> [WHAT TO DO] Would you pull out every line of the material that contains the string "this"?

::::

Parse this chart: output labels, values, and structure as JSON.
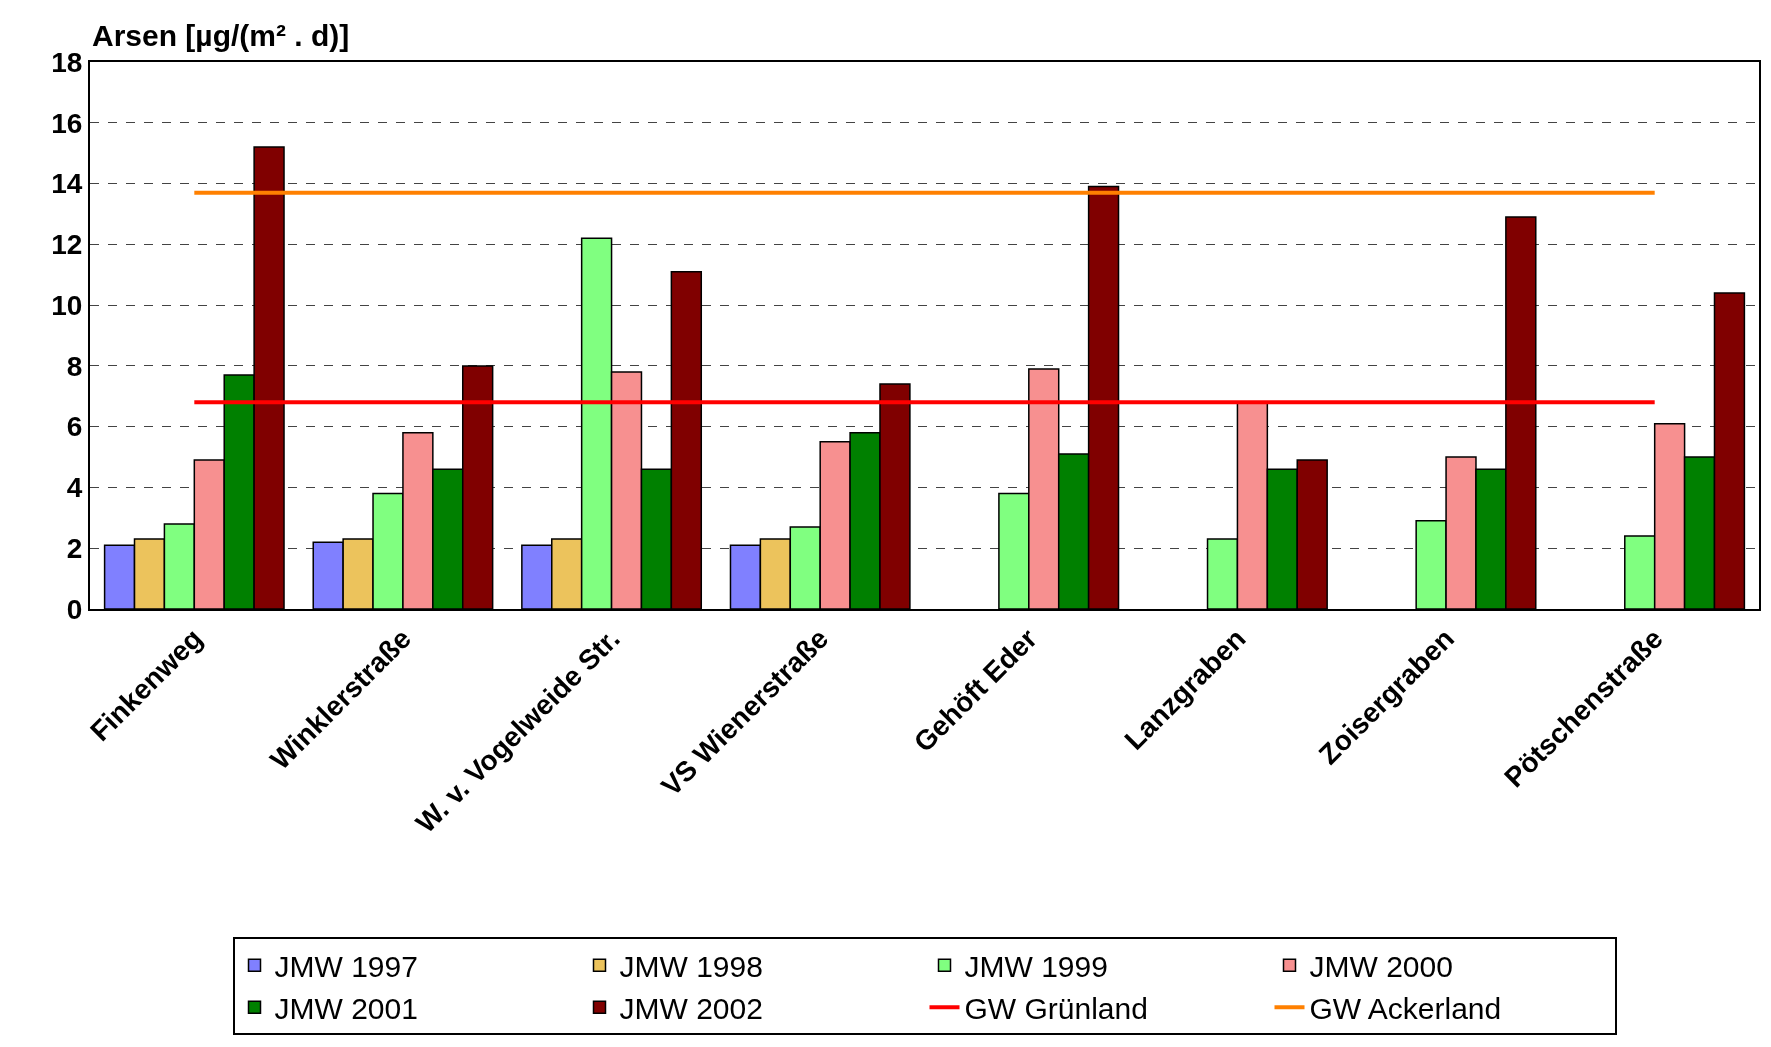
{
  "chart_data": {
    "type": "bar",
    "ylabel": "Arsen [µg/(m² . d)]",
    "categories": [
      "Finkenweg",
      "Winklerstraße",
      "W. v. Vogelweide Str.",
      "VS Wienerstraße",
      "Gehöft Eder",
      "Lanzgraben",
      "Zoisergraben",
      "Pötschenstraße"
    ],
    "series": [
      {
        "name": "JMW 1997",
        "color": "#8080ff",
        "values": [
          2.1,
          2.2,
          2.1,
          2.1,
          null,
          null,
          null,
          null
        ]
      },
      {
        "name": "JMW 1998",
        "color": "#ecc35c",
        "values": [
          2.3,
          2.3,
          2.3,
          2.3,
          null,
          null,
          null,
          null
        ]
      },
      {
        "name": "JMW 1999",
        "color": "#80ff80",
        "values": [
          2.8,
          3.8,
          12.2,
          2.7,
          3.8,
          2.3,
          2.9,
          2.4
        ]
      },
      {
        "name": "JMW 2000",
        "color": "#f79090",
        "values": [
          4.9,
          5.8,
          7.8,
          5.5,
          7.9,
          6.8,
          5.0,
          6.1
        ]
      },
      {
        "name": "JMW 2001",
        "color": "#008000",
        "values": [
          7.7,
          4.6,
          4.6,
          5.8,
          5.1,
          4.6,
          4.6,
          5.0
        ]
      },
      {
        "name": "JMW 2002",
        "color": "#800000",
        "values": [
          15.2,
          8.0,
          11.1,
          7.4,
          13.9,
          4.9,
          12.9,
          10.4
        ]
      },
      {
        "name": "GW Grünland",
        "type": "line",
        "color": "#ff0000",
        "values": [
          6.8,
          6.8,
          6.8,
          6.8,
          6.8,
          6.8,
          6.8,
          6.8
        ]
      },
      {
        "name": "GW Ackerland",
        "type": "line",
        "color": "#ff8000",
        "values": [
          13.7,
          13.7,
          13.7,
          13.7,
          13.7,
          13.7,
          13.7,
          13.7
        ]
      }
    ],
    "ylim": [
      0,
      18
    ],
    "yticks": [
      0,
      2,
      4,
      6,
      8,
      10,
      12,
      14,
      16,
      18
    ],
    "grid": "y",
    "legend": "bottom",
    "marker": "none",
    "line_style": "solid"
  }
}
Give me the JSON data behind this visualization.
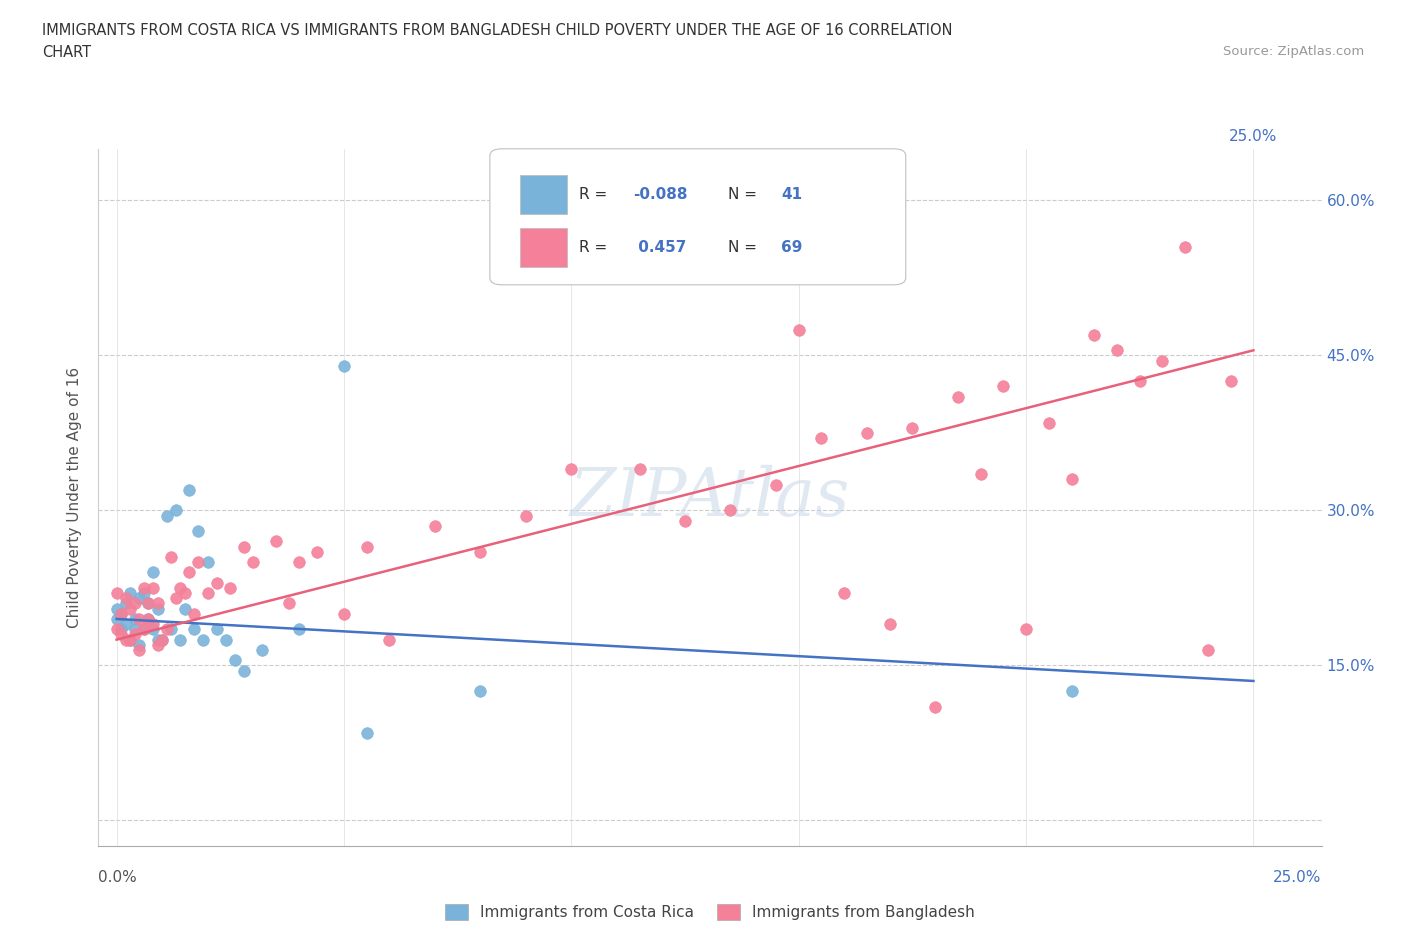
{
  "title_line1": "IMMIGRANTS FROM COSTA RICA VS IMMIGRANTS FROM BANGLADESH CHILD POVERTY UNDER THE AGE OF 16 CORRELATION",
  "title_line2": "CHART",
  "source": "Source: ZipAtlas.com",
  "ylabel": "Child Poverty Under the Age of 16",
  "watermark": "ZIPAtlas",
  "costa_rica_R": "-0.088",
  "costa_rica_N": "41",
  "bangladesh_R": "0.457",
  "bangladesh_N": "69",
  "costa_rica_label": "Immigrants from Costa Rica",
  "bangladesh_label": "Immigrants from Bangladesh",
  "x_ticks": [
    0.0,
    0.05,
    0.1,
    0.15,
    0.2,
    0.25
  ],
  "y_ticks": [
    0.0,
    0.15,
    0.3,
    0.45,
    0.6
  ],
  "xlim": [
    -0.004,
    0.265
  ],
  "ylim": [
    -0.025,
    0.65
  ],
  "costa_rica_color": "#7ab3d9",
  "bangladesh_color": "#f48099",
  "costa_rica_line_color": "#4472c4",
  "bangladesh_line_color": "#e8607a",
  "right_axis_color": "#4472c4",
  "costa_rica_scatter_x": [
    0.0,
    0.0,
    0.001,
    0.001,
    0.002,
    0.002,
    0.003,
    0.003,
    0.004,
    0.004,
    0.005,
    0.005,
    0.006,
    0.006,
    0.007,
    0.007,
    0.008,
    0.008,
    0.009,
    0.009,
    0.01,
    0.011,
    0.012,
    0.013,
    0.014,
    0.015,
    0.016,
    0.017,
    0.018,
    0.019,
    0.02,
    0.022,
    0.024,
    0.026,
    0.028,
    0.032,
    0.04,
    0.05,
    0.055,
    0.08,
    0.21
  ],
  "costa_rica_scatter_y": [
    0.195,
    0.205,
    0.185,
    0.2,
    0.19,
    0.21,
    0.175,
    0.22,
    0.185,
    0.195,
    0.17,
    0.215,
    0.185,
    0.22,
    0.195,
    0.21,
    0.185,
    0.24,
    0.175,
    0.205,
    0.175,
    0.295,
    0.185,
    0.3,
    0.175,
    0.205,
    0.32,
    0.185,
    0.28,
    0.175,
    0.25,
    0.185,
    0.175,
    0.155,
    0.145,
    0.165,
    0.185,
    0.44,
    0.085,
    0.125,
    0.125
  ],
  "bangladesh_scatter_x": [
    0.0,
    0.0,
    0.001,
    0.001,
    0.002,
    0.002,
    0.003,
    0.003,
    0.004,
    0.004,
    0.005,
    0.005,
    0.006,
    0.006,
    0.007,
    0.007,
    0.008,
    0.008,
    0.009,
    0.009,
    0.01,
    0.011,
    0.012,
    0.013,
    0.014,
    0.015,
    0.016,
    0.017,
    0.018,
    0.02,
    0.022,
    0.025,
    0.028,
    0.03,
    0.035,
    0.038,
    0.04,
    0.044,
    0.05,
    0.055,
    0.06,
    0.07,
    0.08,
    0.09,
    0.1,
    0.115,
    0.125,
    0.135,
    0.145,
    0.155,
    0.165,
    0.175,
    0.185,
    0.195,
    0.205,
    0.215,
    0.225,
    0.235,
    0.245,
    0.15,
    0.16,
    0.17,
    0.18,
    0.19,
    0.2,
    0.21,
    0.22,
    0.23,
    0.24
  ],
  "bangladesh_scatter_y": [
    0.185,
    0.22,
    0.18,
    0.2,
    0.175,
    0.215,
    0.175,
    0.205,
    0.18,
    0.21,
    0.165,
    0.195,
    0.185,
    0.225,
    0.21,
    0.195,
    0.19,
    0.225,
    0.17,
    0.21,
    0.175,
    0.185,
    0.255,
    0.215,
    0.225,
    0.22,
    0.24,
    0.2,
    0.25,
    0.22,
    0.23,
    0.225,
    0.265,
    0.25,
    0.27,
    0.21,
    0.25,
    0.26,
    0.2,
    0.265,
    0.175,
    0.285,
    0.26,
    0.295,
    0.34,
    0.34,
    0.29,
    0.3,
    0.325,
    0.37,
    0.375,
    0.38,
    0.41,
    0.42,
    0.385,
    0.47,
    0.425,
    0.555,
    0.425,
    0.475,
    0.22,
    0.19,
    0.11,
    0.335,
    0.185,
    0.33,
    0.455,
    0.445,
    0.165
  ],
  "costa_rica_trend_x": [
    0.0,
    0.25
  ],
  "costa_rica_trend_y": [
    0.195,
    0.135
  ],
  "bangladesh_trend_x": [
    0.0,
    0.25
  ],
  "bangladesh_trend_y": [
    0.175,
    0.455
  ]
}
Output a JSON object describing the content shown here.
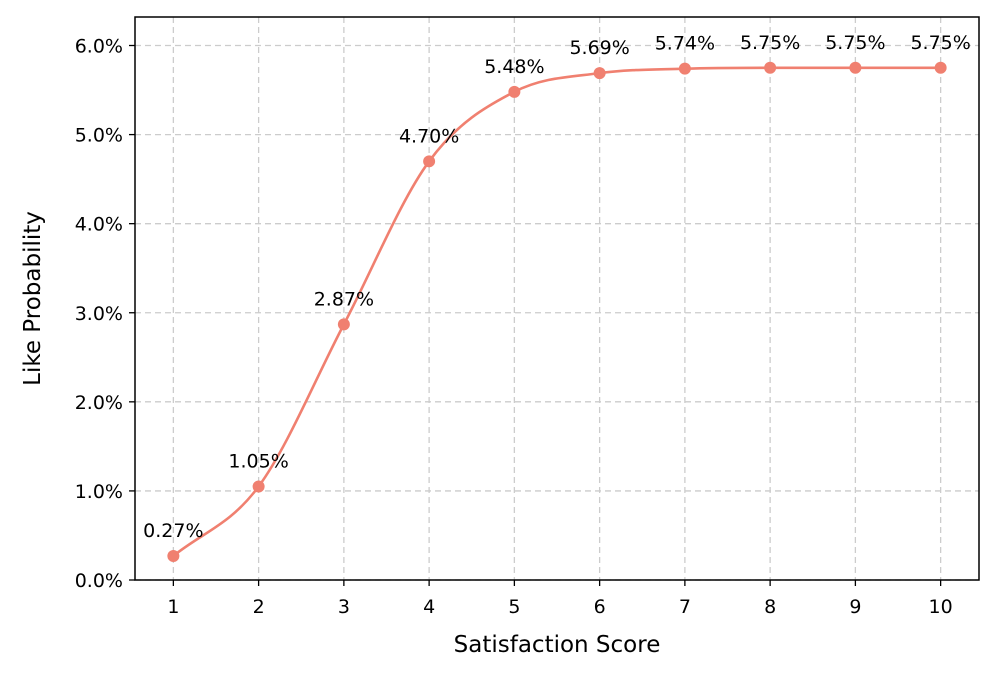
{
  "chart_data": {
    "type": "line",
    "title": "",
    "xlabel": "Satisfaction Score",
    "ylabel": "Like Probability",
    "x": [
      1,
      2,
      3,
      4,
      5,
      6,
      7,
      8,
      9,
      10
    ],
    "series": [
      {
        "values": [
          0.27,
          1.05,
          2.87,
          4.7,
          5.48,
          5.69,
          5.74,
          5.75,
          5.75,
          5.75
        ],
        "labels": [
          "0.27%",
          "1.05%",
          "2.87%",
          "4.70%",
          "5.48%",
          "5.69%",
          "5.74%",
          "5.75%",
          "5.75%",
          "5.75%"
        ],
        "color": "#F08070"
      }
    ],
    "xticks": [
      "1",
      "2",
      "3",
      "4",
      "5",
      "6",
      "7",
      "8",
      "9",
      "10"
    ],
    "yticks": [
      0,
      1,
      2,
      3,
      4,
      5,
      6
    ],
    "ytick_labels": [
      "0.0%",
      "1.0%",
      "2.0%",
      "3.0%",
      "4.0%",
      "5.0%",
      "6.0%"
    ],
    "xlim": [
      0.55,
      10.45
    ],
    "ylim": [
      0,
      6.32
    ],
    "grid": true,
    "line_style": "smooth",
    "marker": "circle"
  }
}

::::

> [RESULT]
Parse this chart: output labels, values, and structure as JSON.
Give me the JSON data behind this visualization.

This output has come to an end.